### PROVIDED ENTRIES

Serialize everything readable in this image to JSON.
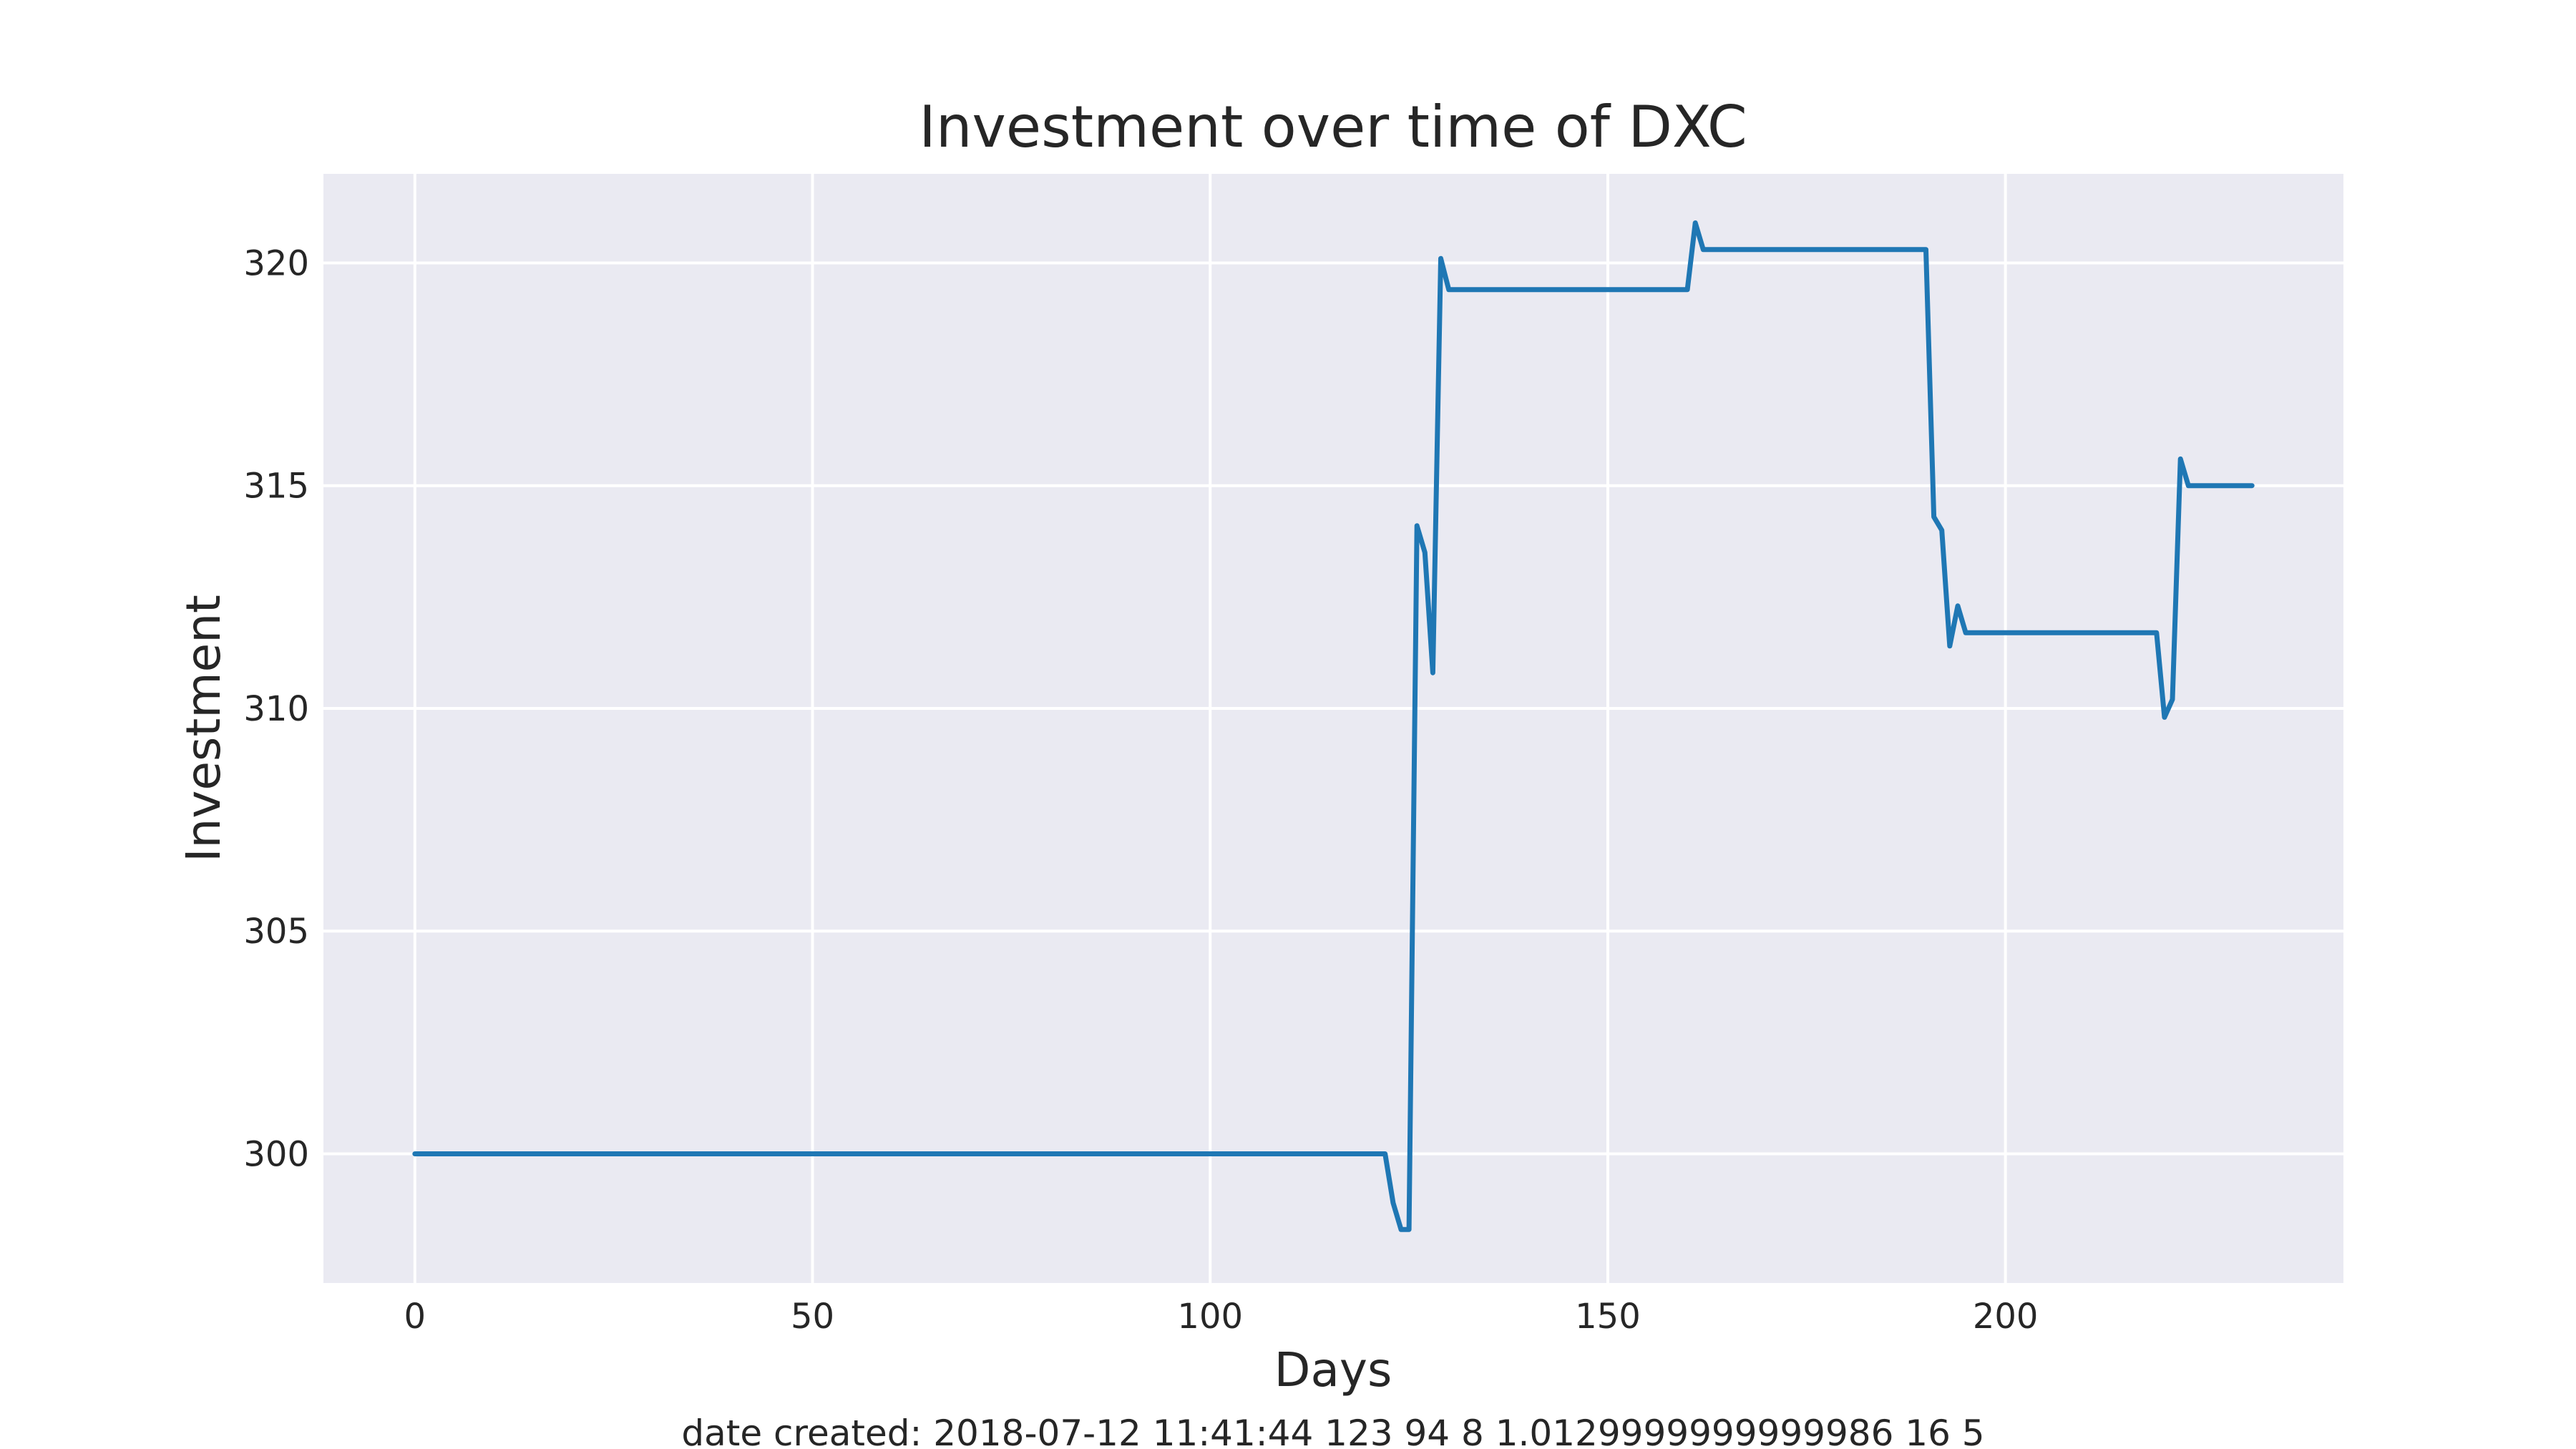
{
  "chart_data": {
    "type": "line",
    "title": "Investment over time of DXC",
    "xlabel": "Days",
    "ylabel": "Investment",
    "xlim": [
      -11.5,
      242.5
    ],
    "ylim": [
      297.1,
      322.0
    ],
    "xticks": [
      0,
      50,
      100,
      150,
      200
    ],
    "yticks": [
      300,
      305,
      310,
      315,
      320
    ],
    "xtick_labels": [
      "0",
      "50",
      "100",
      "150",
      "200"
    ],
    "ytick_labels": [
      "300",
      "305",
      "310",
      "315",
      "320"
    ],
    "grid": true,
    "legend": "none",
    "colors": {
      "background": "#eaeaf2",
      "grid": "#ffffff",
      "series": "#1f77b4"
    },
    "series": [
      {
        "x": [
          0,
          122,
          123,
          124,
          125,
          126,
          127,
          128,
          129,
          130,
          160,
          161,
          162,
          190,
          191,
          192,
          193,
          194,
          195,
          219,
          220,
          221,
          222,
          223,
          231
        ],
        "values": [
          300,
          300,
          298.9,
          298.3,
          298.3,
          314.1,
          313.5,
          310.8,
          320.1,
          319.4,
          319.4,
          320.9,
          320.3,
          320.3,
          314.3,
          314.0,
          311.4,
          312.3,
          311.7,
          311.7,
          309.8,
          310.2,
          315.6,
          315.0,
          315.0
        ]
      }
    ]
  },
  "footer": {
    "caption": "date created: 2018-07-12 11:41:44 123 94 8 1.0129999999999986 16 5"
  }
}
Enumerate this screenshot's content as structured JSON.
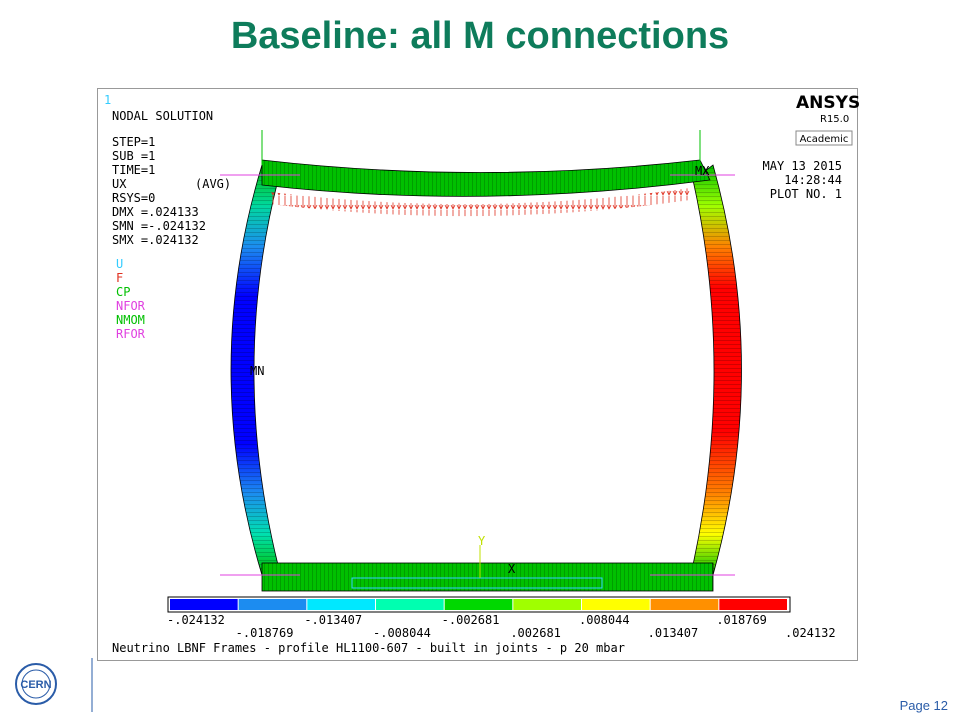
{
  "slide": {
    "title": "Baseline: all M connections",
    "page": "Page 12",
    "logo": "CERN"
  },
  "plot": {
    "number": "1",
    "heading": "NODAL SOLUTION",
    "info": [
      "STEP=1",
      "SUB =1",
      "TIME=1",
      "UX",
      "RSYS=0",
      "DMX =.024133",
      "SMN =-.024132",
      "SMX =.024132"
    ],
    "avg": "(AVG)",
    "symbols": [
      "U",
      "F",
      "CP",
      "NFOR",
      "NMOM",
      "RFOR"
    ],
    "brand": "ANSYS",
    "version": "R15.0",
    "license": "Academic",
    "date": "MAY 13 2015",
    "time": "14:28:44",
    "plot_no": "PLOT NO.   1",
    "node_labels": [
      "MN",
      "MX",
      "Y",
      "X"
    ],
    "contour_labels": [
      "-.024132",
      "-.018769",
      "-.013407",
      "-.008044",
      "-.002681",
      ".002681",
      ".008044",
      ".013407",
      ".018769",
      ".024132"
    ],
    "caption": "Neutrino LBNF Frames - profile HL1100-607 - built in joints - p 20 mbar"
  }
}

######

▶ _PROBLEM REQUIREMENTS_: Identify how many lines in the entries above contain the word "this" and provide only that figure.

▶ _EXERCISE SOLUTION_: 2